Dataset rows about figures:
=-=-=-=-=
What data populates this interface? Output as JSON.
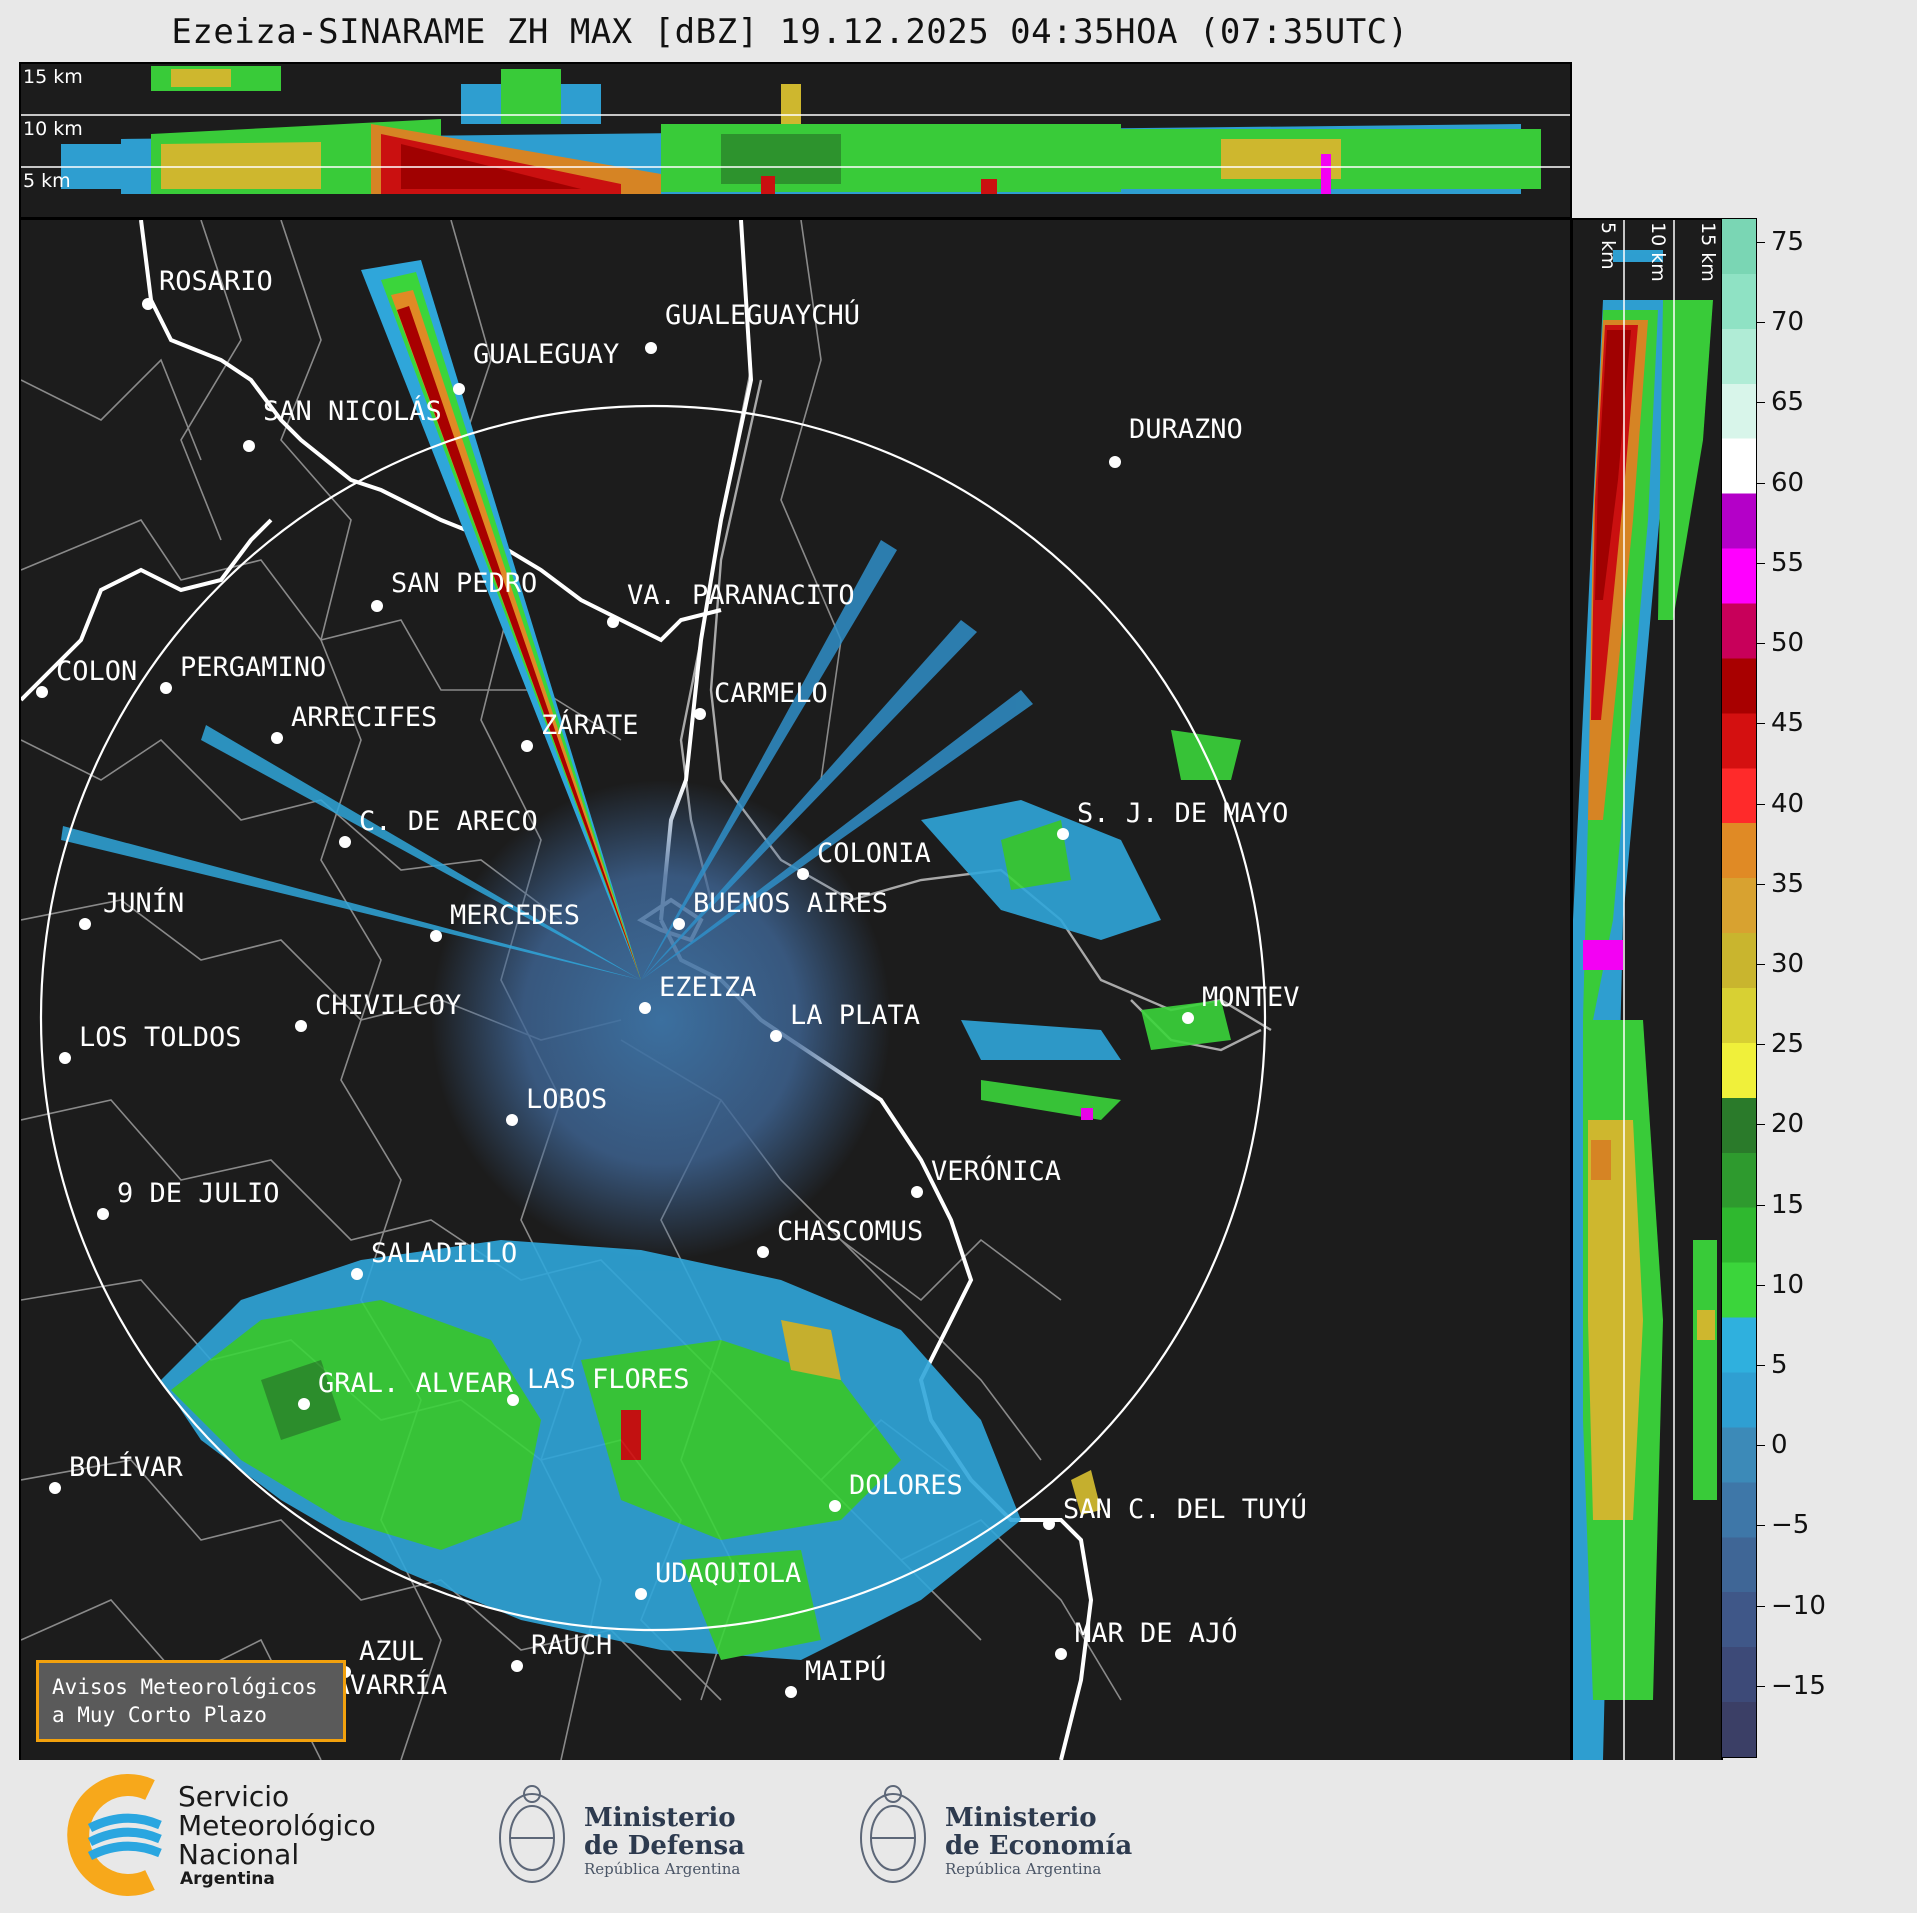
{
  "title": "Ezeiza-SINARAME ZH MAX [dBZ] 19.12.2025 04:35HOA (07:35UTC)",
  "top_panel": {
    "altitudes": [
      "15 km",
      "10 km",
      "5 km"
    ]
  },
  "right_panel": {
    "altitudes": [
      "5 km",
      "10 km",
      "15 km"
    ]
  },
  "colorbar": {
    "unit": "dBZ",
    "ticks": [
      "75",
      "70",
      "65",
      "60",
      "55",
      "50",
      "45",
      "40",
      "35",
      "30",
      "25",
      "20",
      "15",
      "10",
      "5",
      "0",
      "−5",
      "−10",
      "−15"
    ],
    "tick_values": [
      75,
      70,
      65,
      60,
      55,
      50,
      45,
      40,
      35,
      30,
      25,
      20,
      15,
      10,
      5,
      0,
      -5,
      -10,
      -15
    ],
    "range": [
      -19.5,
      76.5
    ],
    "palette": [
      "#3b3f66",
      "#3d4a78",
      "#3f5788",
      "#3f6696",
      "#3e77a8",
      "#3c8ab8",
      "#2f9fd2",
      "#2fb0de",
      "#3bd53b",
      "#2fb82f",
      "#2e9a2e",
      "#2a7a2a",
      "#f0f03a",
      "#d8d033",
      "#c9b52e",
      "#d8a230",
      "#e08a25",
      "#ff2a2a",
      "#d41010",
      "#a80000",
      "#c8005a",
      "#ff00ff",
      "#b400c8",
      "#ffffff",
      "#d8f5ea",
      "#b0ecd6",
      "#8fe2c4",
      "#7ad6b4"
    ]
  },
  "cities": [
    {
      "name": "ROSARIO",
      "dot": true
    },
    {
      "name": "GUALEGUAYCHÚ",
      "dot": true
    },
    {
      "name": "GUALEGUAY",
      "dot": true
    },
    {
      "name": "SAN NICOLÁS",
      "dot": true
    },
    {
      "name": "DURAZNO",
      "dot": true
    },
    {
      "name": "SAN PEDRO",
      "dot": true
    },
    {
      "name": "VA. PARANACITO",
      "dot": true
    },
    {
      "name": "COLON",
      "dot": true
    },
    {
      "name": "PERGAMINO",
      "dot": true
    },
    {
      "name": "CARMELO",
      "dot": true
    },
    {
      "name": "ARRECIFES",
      "dot": true
    },
    {
      "name": "ZÁRATE",
      "dot": true
    },
    {
      "name": "S. J. DE MAYO",
      "dot": true
    },
    {
      "name": "C. DE ARECO",
      "dot": true
    },
    {
      "name": "COLONIA",
      "dot": true
    },
    {
      "name": "JUNÍN",
      "dot": true
    },
    {
      "name": "MERCEDES",
      "dot": true
    },
    {
      "name": "BUENOS AIRES",
      "dot": true
    },
    {
      "name": "MONTEV",
      "dot": true
    },
    {
      "name": "EZEIZA",
      "dot": true
    },
    {
      "name": "CHIVILCOY",
      "dot": true
    },
    {
      "name": "LA PLATA",
      "dot": true
    },
    {
      "name": "LOS TOLDOS",
      "dot": true
    },
    {
      "name": "LOBOS",
      "dot": true
    },
    {
      "name": "VERÓNICA",
      "dot": true
    },
    {
      "name": "9 DE JULIO",
      "dot": true
    },
    {
      "name": "CHASCOMUS",
      "dot": true
    },
    {
      "name": "SALADILLO",
      "dot": true
    },
    {
      "name": "GRAL. ALVEAR",
      "dot": true
    },
    {
      "name": "LAS FLORES",
      "dot": true
    },
    {
      "name": "BOLÍVAR",
      "dot": true
    },
    {
      "name": "DOLORES",
      "dot": true
    },
    {
      "name": "SAN C. DEL TUYÚ",
      "dot": true
    },
    {
      "name": "UDAQUIOLA",
      "dot": true
    },
    {
      "name": "MAR DE AJÓ",
      "dot": true
    },
    {
      "name": "AZUL",
      "dot": true
    },
    {
      "name": "RAUCH",
      "dot": true
    },
    {
      "name": "MAIPÚ",
      "dot": true
    },
    {
      "name": "OLAVARRÍA",
      "dot": true
    }
  ],
  "warning_box": {
    "line1": "Avisos Meteorológicos",
    "line2": "a Muy Corto Plazo",
    "border_color": "#f2a10d"
  },
  "footer": {
    "smn": {
      "line1": "Servicio",
      "line2": "Meteorológico",
      "line3": "Nacional",
      "country": "Argentina"
    },
    "defensa": {
      "line1": "Ministerio",
      "line2": "de Defensa",
      "country": "República Argentina"
    },
    "economia": {
      "line1": "Ministerio",
      "line2": "de Economía",
      "country": "República Argentina"
    }
  },
  "colors": {
    "map_bg": "#1c1c1c",
    "page_bg": "#e8e8e8",
    "border_line": "#ffffff",
    "province_line": "#8a8a8a"
  }
}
=-=-=-=-=
→ **What is needed**:
Transcribe the material exactly, and leave out whatever pictures it holds.

→ **Result for this task**:
What data populates this interface? Output as JSON.
{
  "title": "Ezeiza-SINARAME ZH MAX [dBZ] 19.12.2025 04:35HOA (07:35UTC)",
  "top_panel": {
    "altitudes": [
      "15 km",
      "10 km",
      "5 km"
    ]
  },
  "right_panel": {
    "altitudes": [
      "5 km",
      "10 km",
      "15 km"
    ]
  },
  "colorbar": {
    "unit": "dBZ",
    "ticks": [
      "75",
      "70",
      "65",
      "60",
      "55",
      "50",
      "45",
      "40",
      "35",
      "30",
      "25",
      "20",
      "15",
      "10",
      "5",
      "0",
      "−5",
      "−10",
      "−15"
    ],
    "tick_values": [
      75,
      70,
      65,
      60,
      55,
      50,
      45,
      40,
      35,
      30,
      25,
      20,
      15,
      10,
      5,
      0,
      -5,
      -10,
      -15
    ],
    "range": [
      -19.5,
      76.5
    ],
    "palette": [
      "#3b3f66",
      "#3d4a78",
      "#3f5788",
      "#3f6696",
      "#3e77a8",
      "#3c8ab8",
      "#2f9fd2",
      "#2fb0de",
      "#3bd53b",
      "#2fb82f",
      "#2e9a2e",
      "#2a7a2a",
      "#f0f03a",
      "#d8d033",
      "#c9b52e",
      "#d8a230",
      "#e08a25",
      "#ff2a2a",
      "#d41010",
      "#a80000",
      "#c8005a",
      "#ff00ff",
      "#b400c8",
      "#ffffff",
      "#d8f5ea",
      "#b0ecd6",
      "#8fe2c4",
      "#7ad6b4"
    ]
  },
  "cities": [
    {
      "name": "ROSARIO",
      "dot": true
    },
    {
      "name": "GUALEGUAYCHÚ",
      "dot": true
    },
    {
      "name": "GUALEGUAY",
      "dot": true
    },
    {
      "name": "SAN NICOLÁS",
      "dot": true
    },
    {
      "name": "DURAZNO",
      "dot": true
    },
    {
      "name": "SAN PEDRO",
      "dot": true
    },
    {
      "name": "VA. PARANACITO",
      "dot": true
    },
    {
      "name": "COLON",
      "dot": true
    },
    {
      "name": "PERGAMINO",
      "dot": true
    },
    {
      "name": "CARMELO",
      "dot": true
    },
    {
      "name": "ARRECIFES",
      "dot": true
    },
    {
      "name": "ZÁRATE",
      "dot": true
    },
    {
      "name": "S. J. DE MAYO",
      "dot": true
    },
    {
      "name": "C. DE ARECO",
      "dot": true
    },
    {
      "name": "COLONIA",
      "dot": true
    },
    {
      "name": "JUNÍN",
      "dot": true
    },
    {
      "name": "MERCEDES",
      "dot": true
    },
    {
      "name": "BUENOS AIRES",
      "dot": true
    },
    {
      "name": "MONTEV",
      "dot": true
    },
    {
      "name": "EZEIZA",
      "dot": true
    },
    {
      "name": "CHIVILCOY",
      "dot": true
    },
    {
      "name": "LA PLATA",
      "dot": true
    },
    {
      "name": "LOS TOLDOS",
      "dot": true
    },
    {
      "name": "LOBOS",
      "dot": true
    },
    {
      "name": "VERÓNICA",
      "dot": true
    },
    {
      "name": "9 DE JULIO",
      "dot": true
    },
    {
      "name": "CHASCOMUS",
      "dot": true
    },
    {
      "name": "SALADILLO",
      "dot": true
    },
    {
      "name": "GRAL. ALVEAR",
      "dot": true
    },
    {
      "name": "LAS FLORES",
      "dot": true
    },
    {
      "name": "BOLÍVAR",
      "dot": true
    },
    {
      "name": "DOLORES",
      "dot": true
    },
    {
      "name": "SAN C. DEL TUYÚ",
      "dot": true
    },
    {
      "name": "UDAQUIOLA",
      "dot": true
    },
    {
      "name": "MAR DE AJÓ",
      "dot": true
    },
    {
      "name": "AZUL",
      "dot": true
    },
    {
      "name": "RAUCH",
      "dot": true
    },
    {
      "name": "MAIPÚ",
      "dot": true
    },
    {
      "name": "OLAVARRÍA",
      "dot": true
    }
  ],
  "warning_box": {
    "line1": "Avisos Meteorológicos",
    "line2": "a Muy Corto Plazo",
    "border_color": "#f2a10d"
  },
  "footer": {
    "smn": {
      "line1": "Servicio",
      "line2": "Meteorológico",
      "line3": "Nacional",
      "country": "Argentina"
    },
    "defensa": {
      "line1": "Ministerio",
      "line2": "de Defensa",
      "country": "República Argentina"
    },
    "economia": {
      "line1": "Ministerio",
      "line2": "de Economía",
      "country": "República Argentina"
    }
  },
  "colors": {
    "map_bg": "#1c1c1c",
    "page_bg": "#e8e8e8",
    "border_line": "#ffffff",
    "province_line": "#8a8a8a"
  }
}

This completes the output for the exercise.